WHAT YOU NEED TO DO
Keep the wording of each record exactly the same when you repeat it, and leave out pictures.

*-*-*

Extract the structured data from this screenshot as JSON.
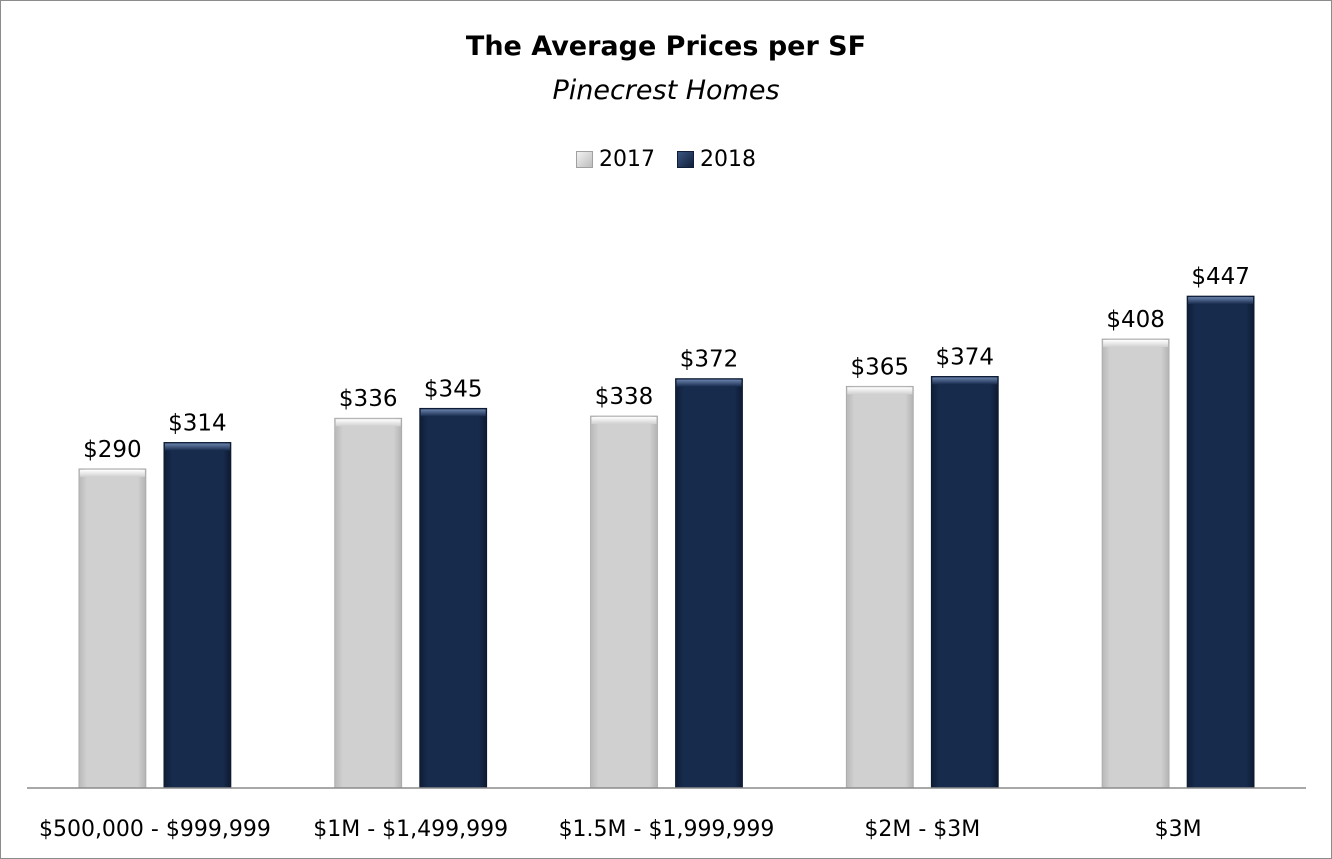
{
  "chart_data": {
    "type": "bar",
    "title": "The Average Prices per SF",
    "subtitle": "Pinecrest Homes",
    "categories": [
      "$500,000 - $999,999",
      "$1M - $1,499,999",
      "$1.5M - $1,999,999",
      "$2M - $3M",
      "$3M"
    ],
    "series": [
      {
        "name": "2017",
        "values": [
          290,
          336,
          338,
          365,
          408
        ],
        "labels": [
          "$290",
          "$336",
          "$338",
          "$365",
          "$408"
        ],
        "color": "#cfcfcf"
      },
      {
        "name": "2018",
        "values": [
          314,
          345,
          372,
          374,
          447
        ],
        "labels": [
          "$314",
          "$345",
          "$372",
          "$374",
          "$447"
        ],
        "color": "#15294a"
      }
    ],
    "ylim": [
      0,
      600
    ],
    "grid": false,
    "legend_position": "top-center"
  }
}
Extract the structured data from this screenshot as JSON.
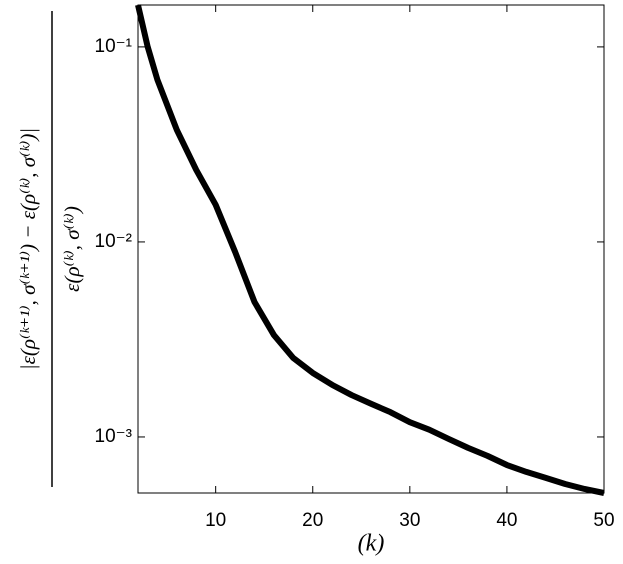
{
  "chart_data": {
    "type": "line",
    "xlabel": "(k)",
    "ylabel": {
      "numerator": "|ε(ρ⁽ᵏ⁺¹⁾, σ⁽ᵏ⁺¹⁾) − ε(ρ⁽ᵏ⁾, σ⁽ᵏ⁾)|",
      "denominator": "ε(ρ⁽ᵏ⁾, σ⁽ᵏ⁾)"
    },
    "x": [
      2,
      3,
      4,
      6,
      8,
      10,
      12,
      14,
      16,
      18,
      20,
      22,
      24,
      26,
      28,
      30,
      32,
      34,
      36,
      38,
      40,
      42,
      44,
      46,
      48,
      50
    ],
    "series": [
      {
        "color": "#000000",
        "values": [
          0.164,
          0.1,
          0.0678,
          0.0375,
          0.0234,
          0.0155,
          0.0089,
          0.00492,
          0.00333,
          0.00254,
          0.00213,
          0.00185,
          0.00164,
          0.00148,
          0.00134,
          0.00119,
          0.00109,
          0.000977,
          0.000879,
          0.0008,
          0.000718,
          0.000662,
          0.000617,
          0.000574,
          0.000541,
          0.000516
        ]
      }
    ],
    "xlim": [
      2,
      50
    ],
    "xticks": [
      10,
      20,
      30,
      40,
      50
    ],
    "ylim": [
      0.000516,
      0.164
    ],
    "ylog": true,
    "yticks": [
      {
        "value": 0.001,
        "label": "10⁻³"
      },
      {
        "value": 0.01,
        "label": "10⁻²"
      },
      {
        "value": 0.1,
        "label": "10⁻¹"
      }
    ],
    "grid": false
  }
}
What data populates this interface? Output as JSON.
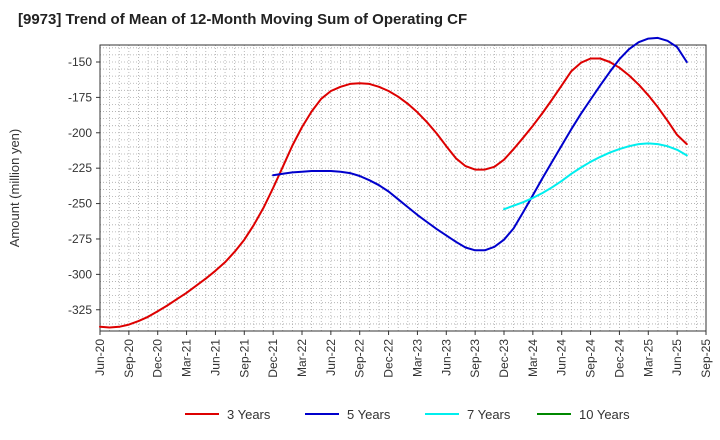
{
  "chart_data": {
    "type": "line",
    "title": "[9973]  Trend of Mean of 12-Month Moving Sum of Operating CF",
    "xlabel": "",
    "ylabel": "Amount (million yen)",
    "x_ticks": [
      "Jun-20",
      "Sep-20",
      "Dec-20",
      "Mar-21",
      "Jun-21",
      "Sep-21",
      "Dec-21",
      "Mar-22",
      "Jun-22",
      "Sep-22",
      "Dec-22",
      "Mar-23",
      "Jun-23",
      "Sep-23",
      "Dec-23",
      "Mar-24",
      "Jun-24",
      "Sep-24",
      "Dec-24",
      "Mar-25",
      "Jun-25",
      "Sep-25"
    ],
    "y_ticks": [
      -150,
      -175,
      -200,
      -225,
      -250,
      -275,
      -300,
      -325
    ],
    "ylim": [
      -340,
      -138
    ],
    "grid": true,
    "legend_position": "bottom",
    "series": [
      {
        "name": "3 Years",
        "color": "#dd0000",
        "start_index": 0,
        "values": [
          -337,
          -337.5,
          -337,
          -335.5,
          -333,
          -330,
          -326,
          -322,
          -317.5,
          -313,
          -308,
          -303,
          -297.5,
          -291.5,
          -284,
          -275.5,
          -265,
          -253,
          -239,
          -224,
          -209,
          -196,
          -185,
          -176,
          -170.5,
          -167.5,
          -165.5,
          -165,
          -165.5,
          -167.5,
          -170.5,
          -174.5,
          -179.5,
          -185.5,
          -192.5,
          -200.5,
          -209.5,
          -218,
          -223.5,
          -226,
          -226,
          -224,
          -219,
          -211.5,
          -203.5,
          -195,
          -186,
          -176.5,
          -166.5,
          -156.5,
          -150.5,
          -147.5,
          -147.5,
          -150,
          -154,
          -159.5,
          -166,
          -173.5,
          -182,
          -191.5,
          -201.5,
          -208
        ]
      },
      {
        "name": "5 Years",
        "color": "#0000cc",
        "start_index": 18,
        "values": [
          -230,
          -229,
          -228,
          -227.5,
          -227,
          -227,
          -227,
          -227.5,
          -228.5,
          -230.5,
          -233.5,
          -237,
          -241.5,
          -247,
          -252.5,
          -258,
          -263,
          -268,
          -272.5,
          -277,
          -281,
          -283,
          -283,
          -280.5,
          -275.5,
          -267.5,
          -256,
          -244,
          -232,
          -220.5,
          -209,
          -197.5,
          -186.5,
          -176.5,
          -166.5,
          -157,
          -148,
          -141,
          -136,
          -133.5,
          -133,
          -135,
          -139.5,
          -150
        ]
      },
      {
        "name": "7 Years",
        "color": "#00eeee",
        "start_index": 42,
        "values": [
          -254,
          -251.5,
          -249,
          -246,
          -242.5,
          -238.5,
          -234,
          -229,
          -224.5,
          -220.5,
          -217,
          -214,
          -211.5,
          -209.5,
          -208,
          -207.5,
          -208,
          -209.5,
          -212,
          -216
        ]
      },
      {
        "name": "10 Years",
        "color": "#008800",
        "start_index": 0,
        "values": []
      }
    ]
  }
}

*-*-*

RESPONSE TO THIS TASK
Extract the structured data from this screenshot as JSON.
{
  "chart_data": {
    "type": "bar",
    "title": "The Average Prices per SF",
    "subtitle": "Pinecrest Homes",
    "categories": [
      "$500,000 - $999,999",
      "$1M - $1,499,999",
      "$1.5M - $1,999,999",
      "$2M - $3M",
      "$3M"
    ],
    "series": [
      {
        "name": "2017",
        "values": [
          290,
          336,
          338,
          365,
          408
        ],
        "labels": [
          "$290",
          "$336",
          "$338",
          "$365",
          "$408"
        ],
        "color": "#cfcfcf"
      },
      {
        "name": "2018",
        "values": [
          314,
          345,
          372,
          374,
          447
        ],
        "labels": [
          "$314",
          "$345",
          "$372",
          "$374",
          "$447"
        ],
        "color": "#15294a"
      }
    ],
    "ylim": [
      0,
      600
    ],
    "grid": false,
    "legend_position": "top-center"
  }
}
Extract the structured data from this screenshot as JSON.
{
  "chart_data": {
    "type": "line",
    "xlabel": "(k)",
    "ylabel": {
      "numerator": "|ε(ρ⁽ᵏ⁺¹⁾, σ⁽ᵏ⁺¹⁾) − ε(ρ⁽ᵏ⁾, σ⁽ᵏ⁾)|",
      "denominator": "ε(ρ⁽ᵏ⁾, σ⁽ᵏ⁾)"
    },
    "x": [
      2,
      3,
      4,
      6,
      8,
      10,
      12,
      14,
      16,
      18,
      20,
      22,
      24,
      26,
      28,
      30,
      32,
      34,
      36,
      38,
      40,
      42,
      44,
      46,
      48,
      50
    ],
    "series": [
      {
        "color": "#000000",
        "values": [
          0.164,
          0.1,
          0.0678,
          0.0375,
          0.0234,
          0.0155,
          0.0089,
          0.00492,
          0.00333,
          0.00254,
          0.00213,
          0.00185,
          0.00164,
          0.00148,
          0.00134,
          0.00119,
          0.00109,
          0.000977,
          0.000879,
          0.0008,
          0.000718,
          0.000662,
          0.000617,
          0.000574,
          0.000541,
          0.000516
        ]
      }
    ],
    "xlim": [
      2,
      50
    ],
    "xticks": [
      10,
      20,
      30,
      40,
      50
    ],
    "ylim": [
      0.000516,
      0.164
    ],
    "ylog": true,
    "yticks": [
      {
        "value": 0.001,
        "label": "10⁻³"
      },
      {
        "value": 0.01,
        "label": "10⁻²"
      },
      {
        "value": 0.1,
        "label": "10⁻¹"
      }
    ],
    "grid": false
  }
}
What data populates this interface? Output as JSON.
{
  "chart_data": {
    "type": "line",
    "title": "[9973]  Trend of Mean of 12-Month Moving Sum of Operating CF",
    "xlabel": "",
    "ylabel": "Amount (million yen)",
    "x_ticks": [
      "Jun-20",
      "Sep-20",
      "Dec-20",
      "Mar-21",
      "Jun-21",
      "Sep-21",
      "Dec-21",
      "Mar-22",
      "Jun-22",
      "Sep-22",
      "Dec-22",
      "Mar-23",
      "Jun-23",
      "Sep-23",
      "Dec-23",
      "Mar-24",
      "Jun-24",
      "Sep-24",
      "Dec-24",
      "Mar-25",
      "Jun-25",
      "Sep-25"
    ],
    "y_ticks": [
      -150,
      -175,
      -200,
      -225,
      -250,
      -275,
      -300,
      -325
    ],
    "ylim": [
      -340,
      -138
    ],
    "grid": true,
    "legend_position": "bottom",
    "series": [
      {
        "name": "3 Years",
        "color": "#dd0000",
        "start_index": 0,
        "values": [
          -337,
          -337.5,
          -337,
          -335.5,
          -333,
          -330,
          -326,
          -322,
          -317.5,
          -313,
          -308,
          -303,
          -297.5,
          -291.5,
          -284,
          -275.5,
          -265,
          -253,
          -239,
          -224,
          -209,
          -196,
          -185,
          -176,
          -170.5,
          -167.5,
          -165.5,
          -165,
          -165.5,
          -167.5,
          -170.5,
          -174.5,
          -179.5,
          -185.5,
          -192.5,
          -200.5,
          -209.5,
          -218,
          -223.5,
          -226,
          -226,
          -224,
          -219,
          -211.5,
          -203.5,
          -195,
          -186,
          -176.5,
          -166.5,
          -156.5,
          -150.5,
          -147.5,
          -147.5,
          -150,
          -154,
          -159.5,
          -166,
          -173.5,
          -182,
          -191.5,
          -201.5,
          -208
        ]
      },
      {
        "name": "5 Years",
        "color": "#0000cc",
        "start_index": 18,
        "values": [
          -230,
          -229,
          -228,
          -227.5,
          -227,
          -227,
          -227,
          -227.5,
          -228.5,
          -230.5,
          -233.5,
          -237,
          -241.5,
          -247,
          -252.5,
          -258,
          -263,
          -268,
          -272.5,
          -277,
          -281,
          -283,
          -283,
          -280.5,
          -275.5,
          -267.5,
          -256,
          -244,
          -232,
          -220.5,
          -209,
          -197.5,
          -186.5,
          -176.5,
          -166.5,
          -157,
          -148,
          -141,
          -136,
          -133.5,
          -133,
          -135,
          -139.5,
          -150
        ]
      },
      {
        "name": "7 Years",
        "color": "#00eeee",
        "start_index": 42,
        "values": [
          -254,
          -251.5,
          -249,
          -246,
          -242.5,
          -238.5,
          -234,
          -229,
          -224.5,
          -220.5,
          -217,
          -214,
          -211.5,
          -209.5,
          -208,
          -207.5,
          -208,
          -209.5,
          -212,
          -216
        ]
      },
      {
        "name": "10 Years",
        "color": "#008800",
        "start_index": 0,
        "values": []
      }
    ]
  }
}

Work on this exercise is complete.